Excerpted data:
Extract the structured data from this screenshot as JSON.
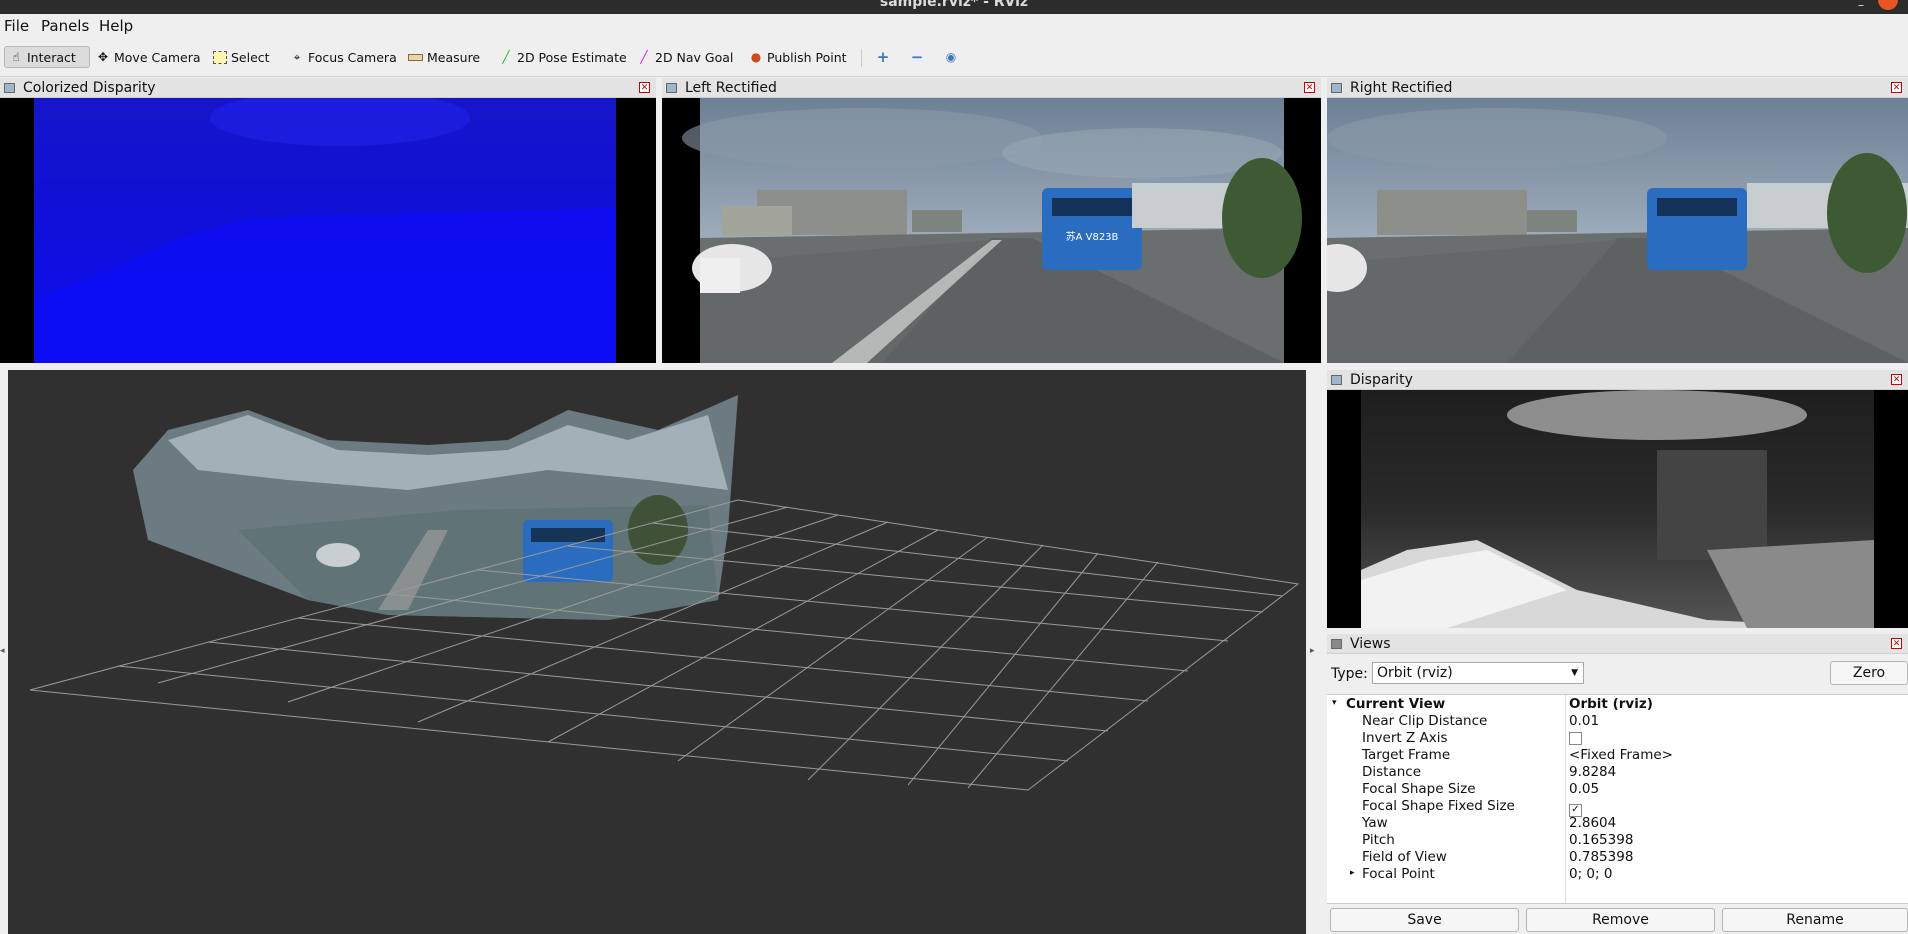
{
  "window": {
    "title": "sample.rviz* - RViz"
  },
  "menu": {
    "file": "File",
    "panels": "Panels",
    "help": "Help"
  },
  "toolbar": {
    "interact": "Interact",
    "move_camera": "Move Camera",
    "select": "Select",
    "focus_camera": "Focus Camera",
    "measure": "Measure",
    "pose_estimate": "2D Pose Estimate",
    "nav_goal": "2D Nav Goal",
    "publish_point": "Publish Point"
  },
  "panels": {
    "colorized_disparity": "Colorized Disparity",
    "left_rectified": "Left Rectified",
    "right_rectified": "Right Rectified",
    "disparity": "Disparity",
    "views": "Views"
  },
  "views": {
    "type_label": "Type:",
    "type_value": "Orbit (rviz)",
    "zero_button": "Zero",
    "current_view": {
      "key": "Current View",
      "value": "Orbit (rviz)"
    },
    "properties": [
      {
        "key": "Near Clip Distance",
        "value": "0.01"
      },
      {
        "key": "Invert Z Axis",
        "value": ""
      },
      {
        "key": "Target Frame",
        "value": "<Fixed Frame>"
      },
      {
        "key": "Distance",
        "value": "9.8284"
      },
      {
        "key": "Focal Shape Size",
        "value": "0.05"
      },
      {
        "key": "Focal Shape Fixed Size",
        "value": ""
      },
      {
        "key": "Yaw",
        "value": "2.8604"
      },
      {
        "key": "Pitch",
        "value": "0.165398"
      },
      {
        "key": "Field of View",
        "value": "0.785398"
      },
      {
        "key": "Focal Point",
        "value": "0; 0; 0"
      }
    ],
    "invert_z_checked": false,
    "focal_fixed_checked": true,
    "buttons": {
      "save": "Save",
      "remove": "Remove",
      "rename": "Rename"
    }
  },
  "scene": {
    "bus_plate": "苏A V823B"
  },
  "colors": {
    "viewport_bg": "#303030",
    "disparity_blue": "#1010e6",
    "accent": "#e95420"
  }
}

Directions:
Omit the pictures and output all of the other material exactly.

Answer below:
Extract the structured data from this screenshot as JSON.
{
  "window": {
    "title": "sample.rviz* - RViz"
  },
  "menu": {
    "file": "File",
    "panels": "Panels",
    "help": "Help"
  },
  "toolbar": {
    "interact": "Interact",
    "move_camera": "Move Camera",
    "select": "Select",
    "focus_camera": "Focus Camera",
    "measure": "Measure",
    "pose_estimate": "2D Pose Estimate",
    "nav_goal": "2D Nav Goal",
    "publish_point": "Publish Point"
  },
  "panels": {
    "colorized_disparity": "Colorized Disparity",
    "left_rectified": "Left Rectified",
    "right_rectified": "Right Rectified",
    "disparity": "Disparity",
    "views": "Views"
  },
  "views": {
    "type_label": "Type:",
    "type_value": "Orbit (rviz)",
    "zero_button": "Zero",
    "current_view": {
      "key": "Current View",
      "value": "Orbit (rviz)"
    },
    "properties": [
      {
        "key": "Near Clip Distance",
        "value": "0.01"
      },
      {
        "key": "Invert Z Axis",
        "value": ""
      },
      {
        "key": "Target Frame",
        "value": "<Fixed Frame>"
      },
      {
        "key": "Distance",
        "value": "9.8284"
      },
      {
        "key": "Focal Shape Size",
        "value": "0.05"
      },
      {
        "key": "Focal Shape Fixed Size",
        "value": ""
      },
      {
        "key": "Yaw",
        "value": "2.8604"
      },
      {
        "key": "Pitch",
        "value": "0.165398"
      },
      {
        "key": "Field of View",
        "value": "0.785398"
      },
      {
        "key": "Focal Point",
        "value": "0; 0; 0"
      }
    ],
    "invert_z_checked": false,
    "focal_fixed_checked": true,
    "buttons": {
      "save": "Save",
      "remove": "Remove",
      "rename": "Rename"
    }
  },
  "scene": {
    "bus_plate": "苏A V823B"
  },
  "colors": {
    "viewport_bg": "#303030",
    "disparity_blue": "#1010e6",
    "accent": "#e95420"
  }
}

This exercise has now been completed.